What you have to do: Transcribe, unchanged, the part of the items below that opens with the line containing "totals-bar: Items Quantity" and closes with the line containing "fkey-label: Suspend /Recall", including both of those lines.
*-*-*
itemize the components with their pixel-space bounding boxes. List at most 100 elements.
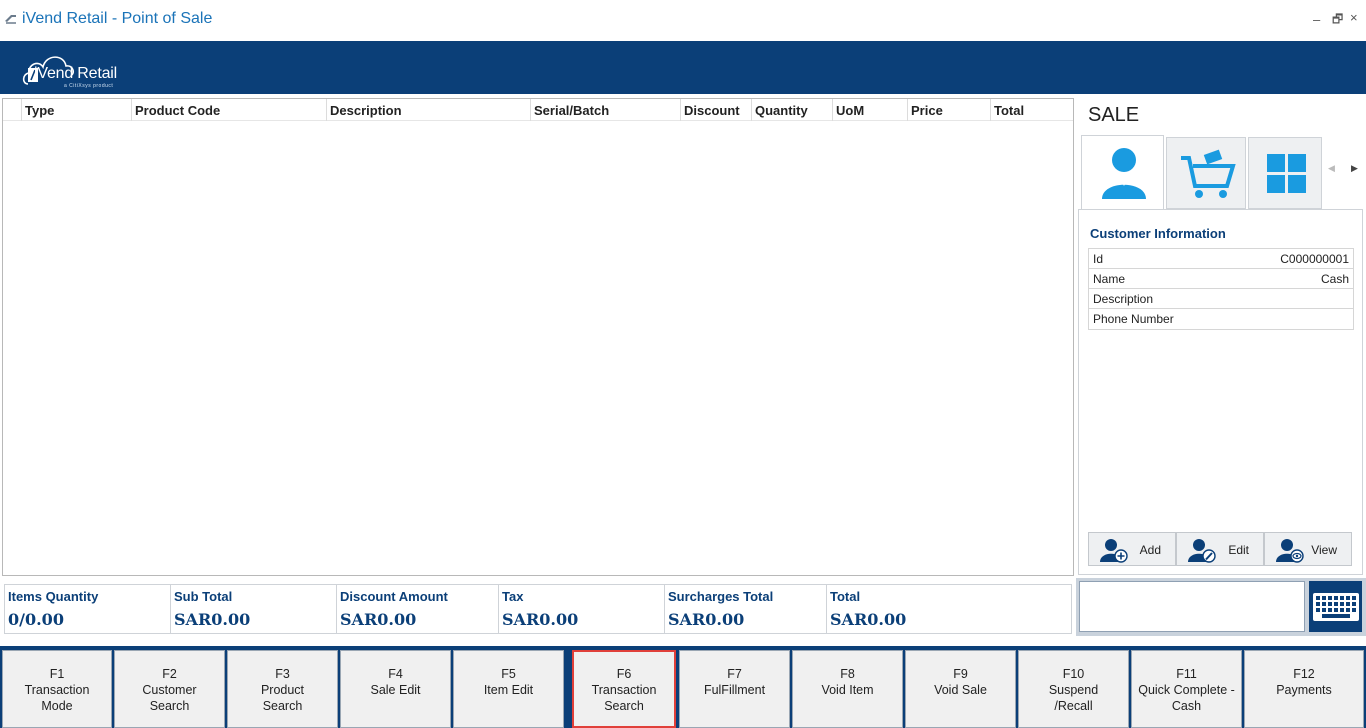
totals-bar: Items Quantity 0/0.00 Sub Total SAR0.00 … — [4, 584, 1072, 634]
column-header-type[interactable]: Type — [21, 99, 131, 121]
total-label: Total — [830, 589, 861, 604]
total-label: Surcharges Total — [668, 589, 774, 604]
fkey-number: F1 — [49, 667, 65, 681]
grid-header: Type Product Code Description Serial/Bat… — [3, 99, 1073, 121]
fkey-number: F3 — [275, 667, 290, 681]
app-icon — [5, 15, 16, 24]
fkey-label: Product Search — [260, 683, 305, 713]
total-tax: Tax SAR0.00 — [499, 585, 665, 633]
total-value: 0/0.00 — [8, 610, 64, 629]
customer-row-description: Description — [1089, 289, 1353, 309]
f11-quick-complete-cash-button[interactable]: F11 Quick Complete - Cash — [1131, 650, 1242, 728]
customer-field-label: Name — [1093, 272, 1126, 286]
minimize-button[interactable]: – — [1313, 12, 1320, 27]
column-header-selector — [3, 99, 21, 121]
fkey-label: Void Item — [821, 683, 874, 697]
fkey-label: Payments — [1276, 683, 1332, 697]
fkey-label: Item Edit — [483, 683, 534, 697]
tab-customer[interactable] — [1081, 135, 1164, 210]
customer-info-heading: Customer Information — [1090, 226, 1226, 241]
fkey-number: F10 — [1062, 667, 1085, 681]
fkey-label: Suspend /Recall — [1048, 683, 1099, 713]
total-value: SAR0.00 — [668, 610, 745, 629]
column-header-product-code[interactable]: Product Code — [131, 99, 326, 121]
fkey-number: F4 — [388, 667, 403, 681]
sale-panel-title: SALE — [1088, 104, 1140, 126]
fkey-number: F11 — [1176, 667, 1197, 681]
edit-button-label: Edit — [1228, 543, 1249, 557]
total-items-quantity: Items Quantity 0/0.00 — [5, 585, 171, 633]
restore-button[interactable]: 🗗 — [1332, 10, 1343, 31]
window-title: iVend Retail - Point of Sale — [22, 10, 213, 27]
fkey-label: FulFillment — [703, 683, 766, 697]
view-user-icon — [1276, 539, 1304, 563]
total-label: Sub Total — [174, 589, 233, 604]
total-label: Items Quantity — [8, 589, 99, 604]
column-header-serial-batch[interactable]: Serial/Batch — [530, 99, 680, 121]
fkey-label: Sale Edit — [370, 683, 421, 697]
column-header-discount[interactable]: Discount — [680, 99, 751, 121]
column-header-description[interactable]: Description — [326, 99, 530, 121]
fkey-number: F6 — [616, 667, 632, 681]
scan-input[interactable] — [1079, 581, 1305, 632]
tab-apps[interactable] — [1248, 137, 1322, 209]
sale-items-grid[interactable]: Type Product Code Description Serial/Bat… — [2, 98, 1074, 576]
total-surcharges: Surcharges Total SAR0.00 — [665, 585, 827, 633]
fkey-number: F2 — [162, 667, 177, 681]
total-label: Tax — [502, 589, 524, 604]
customer-icon — [1102, 148, 1146, 199]
fkey-number: F7 — [727, 667, 742, 681]
column-header-quantity[interactable]: Quantity — [751, 99, 832, 121]
fkey-number: F9 — [953, 667, 968, 681]
view-customer-button[interactable]: View — [1264, 532, 1352, 566]
keyboard-icon — [1313, 593, 1359, 621]
customer-row-id: Id C000000001 — [1089, 249, 1353, 269]
f10-suspend-recall-button[interactable]: F10 Suspend /Recall — [1018, 650, 1129, 728]
title-bar: iVend Retail - Point of Sale – 🗗 × — [0, 0, 1366, 40]
customer-field-value: Cash — [1320, 272, 1349, 286]
total-value: SAR0.00 — [174, 610, 251, 629]
add-button-label: Add — [1139, 543, 1161, 557]
fkey-label: Transaction Search — [591, 683, 657, 713]
column-header-price[interactable]: Price — [907, 99, 990, 121]
customer-row-phone: Phone Number — [1089, 309, 1353, 329]
total-grand: Total SAR0.00 — [827, 585, 1071, 633]
f4-sale-edit-button[interactable]: F4 Sale Edit — [340, 650, 451, 728]
f6-transaction-search-button[interactable]: F6 Transaction Search — [572, 650, 676, 728]
add-customer-button[interactable]: Add — [1088, 532, 1176, 566]
f5-item-edit-button[interactable]: F5 Item Edit — [453, 650, 564, 728]
logo-text: iVend Retail — [34, 65, 117, 82]
tab-scroll-right-icon[interactable]: ▶ — [1351, 163, 1358, 174]
keyboard-button[interactable] — [1309, 581, 1362, 632]
column-header-uom[interactable]: UoM — [832, 99, 907, 121]
total-value: SAR0.00 — [830, 610, 907, 629]
f9-void-sale-button[interactable]: F9 Void Sale — [905, 650, 1016, 728]
total-label: Discount Amount — [340, 589, 448, 604]
total-sub-total: Sub Total SAR0.00 — [171, 585, 337, 633]
tab-scroll-left-icon[interactable]: ◀ — [1328, 163, 1335, 174]
edit-customer-button[interactable]: Edit — [1176, 532, 1264, 566]
f1-transaction-mode-button[interactable]: F1 Transaction Mode — [2, 650, 112, 728]
tab-cart[interactable] — [1166, 137, 1246, 209]
f8-void-item-button[interactable]: F8 Void Item — [792, 650, 903, 728]
f2-customer-search-button[interactable]: F2 Customer Search — [114, 650, 225, 728]
total-value: SAR0.00 — [340, 610, 417, 629]
column-header-total[interactable]: Total — [990, 99, 1073, 121]
fkey-label: Customer Search — [142, 683, 197, 713]
edit-user-icon — [1188, 539, 1216, 563]
header-banner: iVend Retail a CitiXsys product — [0, 41, 1366, 94]
customer-field-value: C000000001 — [1280, 252, 1349, 266]
fkey-number: F8 — [840, 667, 855, 681]
f3-product-search-button[interactable]: F3 Product Search — [227, 650, 338, 728]
cart-icon — [1181, 149, 1236, 198]
fkey-label: Quick Complete - Cash — [1138, 683, 1235, 713]
total-discount-amount: Discount Amount SAR0.00 — [337, 585, 499, 633]
fkey-label: Void Sale — [934, 683, 987, 697]
customer-field-label: Description — [1093, 292, 1154, 306]
close-button[interactable]: × — [1350, 10, 1358, 25]
fkey-label: Transaction Mode — [24, 683, 90, 713]
f12-payments-button[interactable]: F12 Payments — [1244, 650, 1364, 728]
f7-fulfillment-button[interactable]: F7 FulFillment — [679, 650, 790, 728]
add-user-icon — [1100, 539, 1128, 563]
fkey-number: F12 — [1293, 667, 1315, 681]
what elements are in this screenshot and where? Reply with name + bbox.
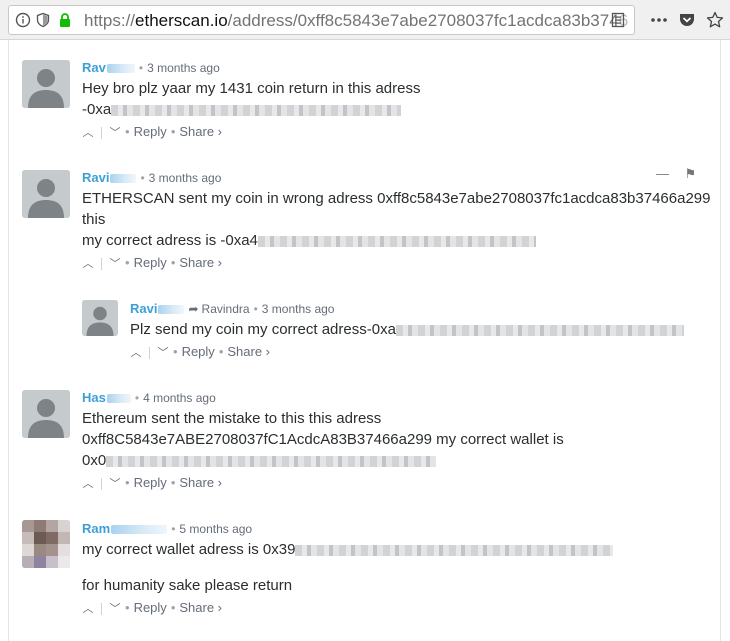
timestamp[interactable]: 3 months ago: [149, 171, 222, 185]
timestamp[interactable]: 4 months ago: [143, 391, 216, 405]
share-button[interactable]: Share ›: [179, 255, 222, 270]
comment-body: ETHERSCAN sent my coin in wrong adress 0…: [82, 188, 710, 251]
chevron-down-icon[interactable]: ﹀: [109, 255, 121, 271]
comment-body: Ethereum sent the mistake to this this a…: [82, 408, 564, 471]
timestamp[interactable]: 3 months ago: [262, 302, 335, 316]
redacted-address: [295, 544, 614, 556]
share-button[interactable]: Share ›: [179, 124, 222, 139]
address-bar[interactable]: https://etherscan.io/address/0xff8c5843e…: [8, 5, 635, 35]
comment-text: my correct adress is -0xa4: [82, 232, 258, 249]
comment-meta: Ram • 5 months ago: [82, 521, 253, 536]
bookmark-star-icon[interactable]: [706, 11, 724, 29]
info-icon[interactable]: [15, 12, 31, 28]
page-actions-menu-icon[interactable]: [650, 11, 668, 29]
tracking-shield-icon[interactable]: [35, 12, 51, 28]
reply-arrow-icon: ➦: [188, 302, 199, 316]
comment-tools: — ⚑: [656, 166, 696, 182]
chevron-down-icon[interactable]: ﹀: [109, 475, 121, 491]
comment-actions: ︿ ﹀ • Reply • Share ›: [82, 124, 223, 140]
comment-text: -0xa: [82, 101, 112, 118]
browser-toolbar: https://etherscan.io/address/0xff8c5843e…: [0, 0, 730, 40]
comment-actions: ︿ ﹀ • Reply • Share ›: [82, 255, 223, 271]
comment-meta: Ravi ➦ Ravindra • 3 months ago: [130, 301, 335, 316]
avatar[interactable]: [22, 390, 70, 438]
redacted-address: [111, 104, 402, 116]
reply-button[interactable]: Reply: [134, 124, 167, 139]
redacted-name: [111, 525, 168, 535]
redacted-address: [106, 455, 437, 467]
comment-meta: Has • 4 months ago: [82, 390, 216, 405]
url-text[interactable]: https://etherscan.io/address/0xff8c5843e…: [84, 11, 628, 31]
chevron-up-icon[interactable]: ︿: [130, 344, 142, 360]
author-name[interactable]: Has: [82, 390, 106, 405]
comment-text: this: [82, 211, 106, 228]
comment-text: 0x0: [82, 452, 107, 469]
reply-button[interactable]: Reply: [134, 475, 167, 490]
reply-button[interactable]: Reply: [134, 255, 167, 270]
lock-icon[interactable]: [57, 12, 73, 28]
comment-text: Plz send my coin my correct adress-0xa: [130, 321, 396, 338]
chevron-up-icon[interactable]: ︿: [82, 600, 94, 616]
share-button[interactable]: Share ›: [179, 600, 222, 615]
redacted-address: [395, 324, 684, 336]
comment-actions: ︿ ﹀ • Reply • Share ›: [130, 344, 271, 360]
share-button[interactable]: Share ›: [179, 475, 222, 490]
comment-meta: Ravi • 3 months ago: [82, 170, 222, 185]
comment-body: my correct wallet adress is 0x39: [82, 539, 614, 560]
comment-body: Hey bro plz yaar my 1431 coin return in …: [82, 78, 421, 120]
comment-text: my correct wallet adress is 0x39: [82, 541, 296, 558]
chevron-up-icon[interactable]: ︿: [82, 124, 94, 140]
pocket-icon[interactable]: [678, 11, 696, 29]
comment-body: for humanity sake please return: [82, 575, 292, 596]
author-name[interactable]: Ravi: [130, 301, 157, 316]
avatar[interactable]: [82, 300, 118, 336]
comment-text: for humanity sake please return: [82, 577, 293, 594]
comment-text: Hey bro plz yaar my 1431 coin return in …: [82, 80, 421, 97]
timestamp[interactable]: 3 months ago: [147, 61, 220, 75]
redacted-name: [106, 394, 131, 404]
author-name[interactable]: Rav: [82, 60, 106, 75]
comment-meta: Rav • 3 months ago: [82, 60, 220, 75]
comment-actions: ︿ ﹀ • Reply • Share ›: [82, 475, 223, 491]
avatar[interactable]: [22, 520, 70, 568]
share-button[interactable]: Share ›: [227, 344, 270, 359]
collapse-button[interactable]: —: [656, 166, 669, 181]
chevron-up-icon[interactable]: ︿: [82, 475, 94, 491]
comment-body: Plz send my coin my correct adress-0xa: [130, 319, 684, 340]
author-name[interactable]: Ravi: [82, 170, 109, 185]
comment-text: 0xff8C5843e7ABE2708037fC1AcdcA83B37466a2…: [82, 431, 564, 448]
flag-icon[interactable]: ⚑: [685, 166, 697, 181]
redacted-address: [257, 235, 536, 247]
redacted-name: [106, 64, 135, 74]
author-name[interactable]: Ram: [82, 521, 110, 536]
comment-text: Ethereum sent the mistake to this this a…: [82, 410, 382, 427]
chevron-down-icon[interactable]: ﹀: [109, 600, 121, 616]
reply-button[interactable]: Reply: [134, 600, 167, 615]
timestamp[interactable]: 5 months ago: [179, 522, 252, 536]
reader-view-icon[interactable]: [610, 12, 626, 28]
reply-to-name[interactable]: Ravindra: [202, 302, 250, 316]
reply-button[interactable]: Reply: [182, 344, 215, 359]
avatar[interactable]: [22, 60, 70, 108]
chevron-down-icon[interactable]: ﹀: [109, 124, 121, 140]
redacted-name: [158, 305, 185, 315]
avatar[interactable]: [22, 170, 70, 218]
comment-actions: ︿ ﹀ • Reply • Share ›: [82, 600, 223, 616]
comment-text: ETHERSCAN sent my coin in wrong adress 0…: [82, 190, 711, 207]
redacted-name: [110, 174, 137, 184]
chevron-up-icon[interactable]: ︿: [82, 255, 94, 271]
chevron-down-icon[interactable]: ﹀: [157, 344, 169, 360]
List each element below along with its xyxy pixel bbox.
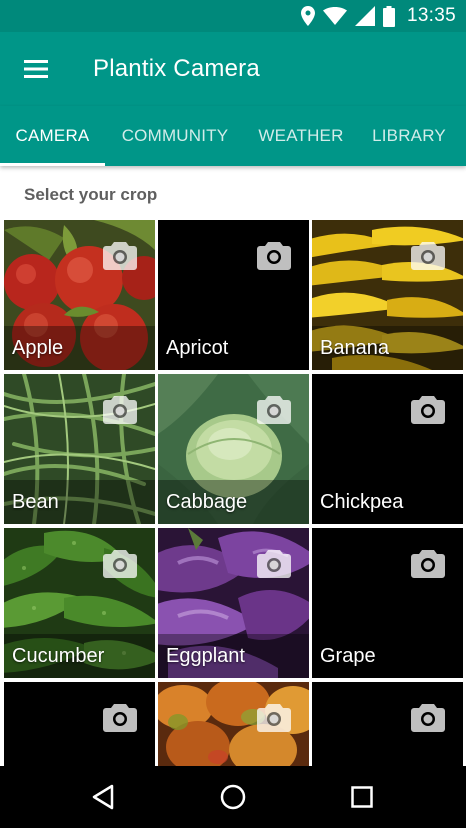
*-*-*
Reply:
totals-bar: Items Quantity 0/0.00 Sub Total SAR0.00 … — [4, 584, 1072, 634]
column-header-type[interactable]: Type — [21, 99, 131, 121]
total-label: Total — [830, 589, 861, 604]
total-label: Surcharges Total — [668, 589, 774, 604]
fkey-number: F1 — [49, 667, 65, 681]
grid-header: Type Product Code Description Serial/Bat… — [3, 99, 1073, 121]
fkey-number: F3 — [275, 667, 290, 681]
app-icon — [5, 15, 16, 24]
fkey-label: Product Search — [260, 683, 305, 713]
total-tax: Tax SAR0.00 — [499, 585, 665, 633]
total-value: 0/0.00 — [8, 610, 64, 629]
customer-row-description: Description — [1089, 289, 1353, 309]
f11-quick-complete-cash-button[interactable]: F11 Quick Complete - Cash — [1131, 650, 1242, 728]
customer-field-label: Name — [1093, 272, 1126, 286]
minimize-button[interactable]: – — [1313, 12, 1320, 27]
column-header-selector — [3, 99, 21, 121]
fkey-label: Void Item — [821, 683, 874, 697]
fkey-label: Payments — [1276, 683, 1332, 697]
fkey-label: Item Edit — [483, 683, 534, 697]
tab-customer[interactable] — [1081, 135, 1164, 210]
customer-info-heading: Customer Information — [1090, 226, 1226, 241]
fkey-number: F10 — [1062, 667, 1085, 681]
fkey-label: Suspend /Recall — [1048, 683, 1099, 713]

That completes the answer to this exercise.